#### Given request:
Write out all the entries word for word and omit any pictures.

+++ Supplied material +++

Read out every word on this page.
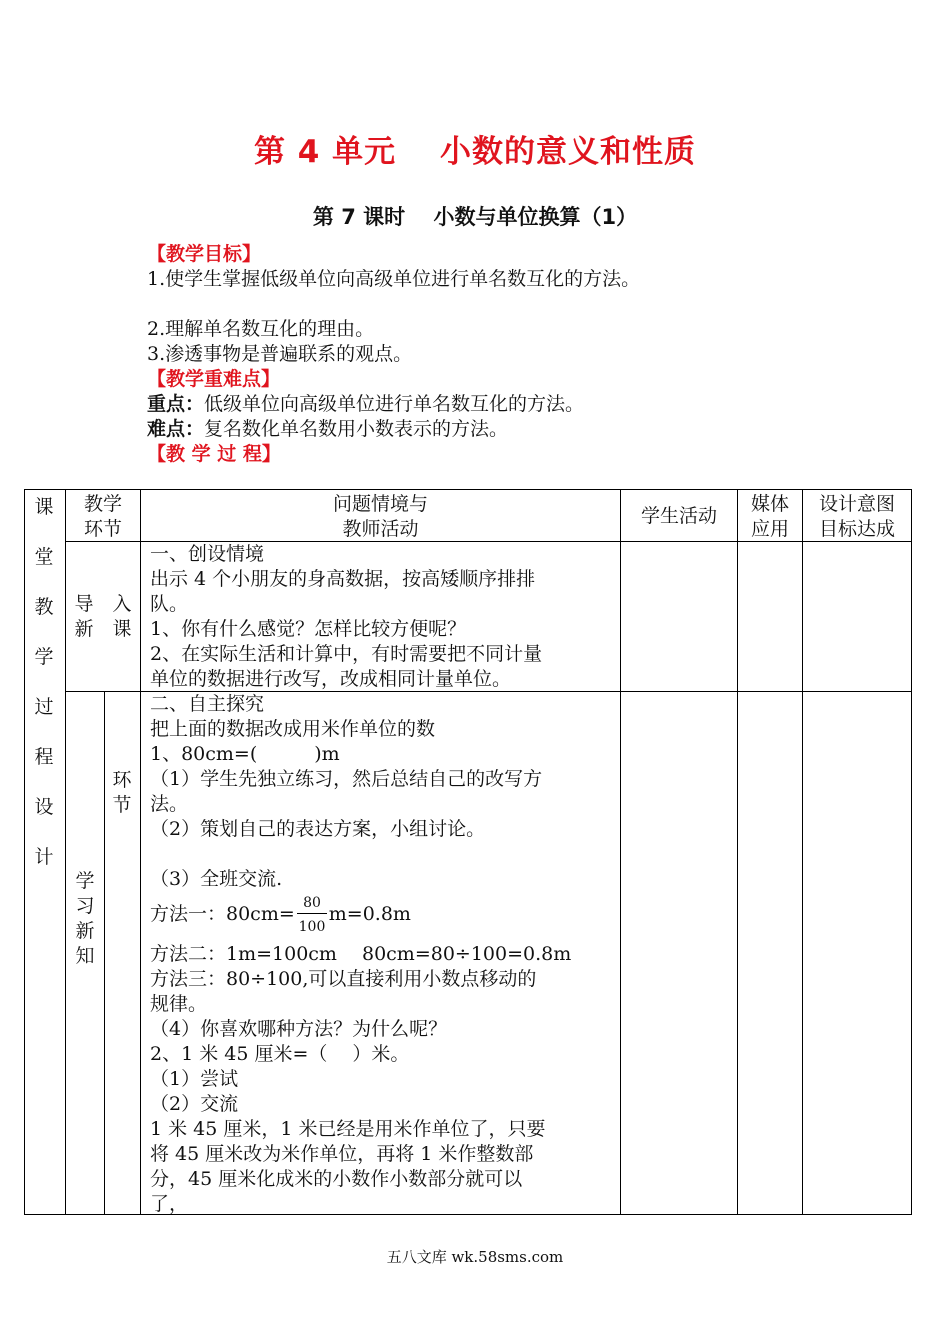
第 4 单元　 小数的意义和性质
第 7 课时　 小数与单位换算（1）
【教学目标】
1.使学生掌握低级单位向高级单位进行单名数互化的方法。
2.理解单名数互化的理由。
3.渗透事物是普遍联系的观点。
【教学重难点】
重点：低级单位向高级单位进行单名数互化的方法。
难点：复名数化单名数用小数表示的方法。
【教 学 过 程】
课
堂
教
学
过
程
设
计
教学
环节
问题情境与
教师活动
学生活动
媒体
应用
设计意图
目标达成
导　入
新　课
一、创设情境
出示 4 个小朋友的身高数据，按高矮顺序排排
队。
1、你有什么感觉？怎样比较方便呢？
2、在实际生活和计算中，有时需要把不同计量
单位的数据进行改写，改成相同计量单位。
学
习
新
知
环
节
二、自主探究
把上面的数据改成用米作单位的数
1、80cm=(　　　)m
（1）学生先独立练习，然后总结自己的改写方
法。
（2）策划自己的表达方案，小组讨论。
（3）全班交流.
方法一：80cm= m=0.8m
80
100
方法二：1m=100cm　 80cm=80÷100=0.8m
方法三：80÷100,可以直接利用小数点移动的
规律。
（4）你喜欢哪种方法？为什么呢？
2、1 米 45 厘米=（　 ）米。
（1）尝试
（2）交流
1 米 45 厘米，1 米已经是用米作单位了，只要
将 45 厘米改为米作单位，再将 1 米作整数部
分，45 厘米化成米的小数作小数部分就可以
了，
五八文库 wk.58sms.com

+++

#### Final answer:
Read out every word on this page.
第 4 单元　 小数的意义和性质
第 7 课时　 小数与单位换算（1）
【教学目标】
1.使学生掌握低级单位向高级单位进行单名数互化的方法。
2.理解单名数互化的理由。
3.渗透事物是普遍联系的观点。
【教学重难点】
重点：低级单位向高级单位进行单名数互化的方法。
难点：复名数化单名数用小数表示的方法。
【教 学 过 程】
课
堂
教
学
过
程
设
计
教学
环节
问题情境与
教师活动
学生活动
媒体
应用
设计意图
目标达成
导　入
新　课
一、创设情境
出示 4 个小朋友的身高数据，按高矮顺序排排
队。
1、你有什么感觉？怎样比较方便呢？
2、在实际生活和计算中，有时需要把不同计量
单位的数据进行改写，改成相同计量单位。
学
习
新
知
环
节
二、自主探究
把上面的数据改成用米作单位的数
1、80cm=(　　　)m
（1）学生先独立练习，然后总结自己的改写方
法。
（2）策划自己的表达方案，小组讨论。
（3）全班交流.
方法一：80cm= m=0.8m
80
100
方法二：1m=100cm　 80cm=80÷100=0.8m
方法三：80÷100,可以直接利用小数点移动的
规律。
（4）你喜欢哪种方法？为什么呢？
2、1 米 45 厘米=（　 ）米。
（1）尝试
（2）交流
1 米 45 厘米，1 米已经是用米作单位了，只要
将 45 厘米改为米作单位，再将 1 米作整数部
分，45 厘米化成米的小数作小数部分就可以
了，
五八文库 wk.58sms.com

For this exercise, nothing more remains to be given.